>>>
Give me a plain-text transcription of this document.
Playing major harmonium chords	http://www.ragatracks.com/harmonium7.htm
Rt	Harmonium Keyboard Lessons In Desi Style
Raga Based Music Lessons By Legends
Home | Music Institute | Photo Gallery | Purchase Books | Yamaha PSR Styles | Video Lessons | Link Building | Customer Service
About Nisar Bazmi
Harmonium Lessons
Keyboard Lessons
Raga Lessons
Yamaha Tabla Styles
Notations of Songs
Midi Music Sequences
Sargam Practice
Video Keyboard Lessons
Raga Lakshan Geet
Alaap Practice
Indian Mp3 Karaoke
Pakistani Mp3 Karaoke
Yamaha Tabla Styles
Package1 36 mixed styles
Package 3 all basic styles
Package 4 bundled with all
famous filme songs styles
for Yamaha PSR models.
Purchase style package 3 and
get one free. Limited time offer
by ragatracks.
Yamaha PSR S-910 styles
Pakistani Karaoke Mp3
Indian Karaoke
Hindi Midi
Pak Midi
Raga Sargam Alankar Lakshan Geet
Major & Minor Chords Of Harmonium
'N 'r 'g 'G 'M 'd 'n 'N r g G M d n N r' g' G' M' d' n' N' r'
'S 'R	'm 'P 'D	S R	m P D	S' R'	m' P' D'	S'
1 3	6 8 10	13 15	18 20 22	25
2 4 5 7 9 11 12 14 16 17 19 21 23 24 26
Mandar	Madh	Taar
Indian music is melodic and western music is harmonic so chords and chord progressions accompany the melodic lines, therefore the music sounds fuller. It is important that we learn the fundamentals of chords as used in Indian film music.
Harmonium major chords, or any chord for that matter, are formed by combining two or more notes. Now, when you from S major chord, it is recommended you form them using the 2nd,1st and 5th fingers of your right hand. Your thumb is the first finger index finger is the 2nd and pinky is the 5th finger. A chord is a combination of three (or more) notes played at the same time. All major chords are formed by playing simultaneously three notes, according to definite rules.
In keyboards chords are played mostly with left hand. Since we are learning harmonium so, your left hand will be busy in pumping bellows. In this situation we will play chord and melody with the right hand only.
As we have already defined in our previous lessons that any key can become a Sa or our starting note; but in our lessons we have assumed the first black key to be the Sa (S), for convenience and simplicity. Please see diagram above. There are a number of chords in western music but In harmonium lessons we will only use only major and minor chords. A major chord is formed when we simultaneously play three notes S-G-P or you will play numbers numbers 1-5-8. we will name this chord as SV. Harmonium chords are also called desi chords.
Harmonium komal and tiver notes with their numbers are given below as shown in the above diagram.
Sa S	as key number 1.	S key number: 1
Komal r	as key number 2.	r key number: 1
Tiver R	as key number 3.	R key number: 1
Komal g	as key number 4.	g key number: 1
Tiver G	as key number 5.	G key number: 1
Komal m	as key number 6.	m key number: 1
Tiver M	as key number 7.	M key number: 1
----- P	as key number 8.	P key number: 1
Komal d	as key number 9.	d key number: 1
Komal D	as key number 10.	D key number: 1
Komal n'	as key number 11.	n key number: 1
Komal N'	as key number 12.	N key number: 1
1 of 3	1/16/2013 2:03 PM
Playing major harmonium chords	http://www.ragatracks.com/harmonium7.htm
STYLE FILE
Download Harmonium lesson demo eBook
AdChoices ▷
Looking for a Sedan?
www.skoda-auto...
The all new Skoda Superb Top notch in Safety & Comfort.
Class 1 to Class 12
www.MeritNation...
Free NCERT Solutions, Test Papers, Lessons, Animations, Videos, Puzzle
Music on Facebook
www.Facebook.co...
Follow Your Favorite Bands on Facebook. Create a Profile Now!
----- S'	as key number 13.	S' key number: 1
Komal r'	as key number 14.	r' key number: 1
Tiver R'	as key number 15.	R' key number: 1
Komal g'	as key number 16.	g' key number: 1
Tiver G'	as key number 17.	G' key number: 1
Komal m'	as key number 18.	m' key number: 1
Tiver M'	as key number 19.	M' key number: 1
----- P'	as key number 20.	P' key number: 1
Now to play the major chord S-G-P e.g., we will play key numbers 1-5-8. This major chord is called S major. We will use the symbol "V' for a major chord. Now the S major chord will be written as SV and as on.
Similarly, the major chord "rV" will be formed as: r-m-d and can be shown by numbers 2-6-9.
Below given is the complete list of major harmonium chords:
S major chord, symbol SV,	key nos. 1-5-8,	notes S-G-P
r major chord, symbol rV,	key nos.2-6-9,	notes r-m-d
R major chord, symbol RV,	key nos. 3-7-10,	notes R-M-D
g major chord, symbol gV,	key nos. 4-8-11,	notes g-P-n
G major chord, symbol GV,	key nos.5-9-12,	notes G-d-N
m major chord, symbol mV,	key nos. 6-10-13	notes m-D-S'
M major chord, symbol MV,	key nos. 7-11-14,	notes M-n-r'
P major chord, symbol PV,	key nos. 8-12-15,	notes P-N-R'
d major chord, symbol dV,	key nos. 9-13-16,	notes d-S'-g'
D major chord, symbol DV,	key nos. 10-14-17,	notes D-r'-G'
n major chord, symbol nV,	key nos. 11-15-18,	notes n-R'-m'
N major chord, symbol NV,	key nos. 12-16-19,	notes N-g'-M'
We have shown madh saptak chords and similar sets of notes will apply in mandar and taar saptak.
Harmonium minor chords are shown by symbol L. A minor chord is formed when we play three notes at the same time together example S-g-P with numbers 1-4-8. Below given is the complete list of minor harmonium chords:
<<<
Gather up the lines that contain the word "list".

Below given is the complete list of major harmonium chords:
Harmonium minor chords are shown by symbol L. A minor chord is formed when we play three notes at the same time together example S-g-P with numbers 1-4-8. Below given is the complete list of minor harmonium chords:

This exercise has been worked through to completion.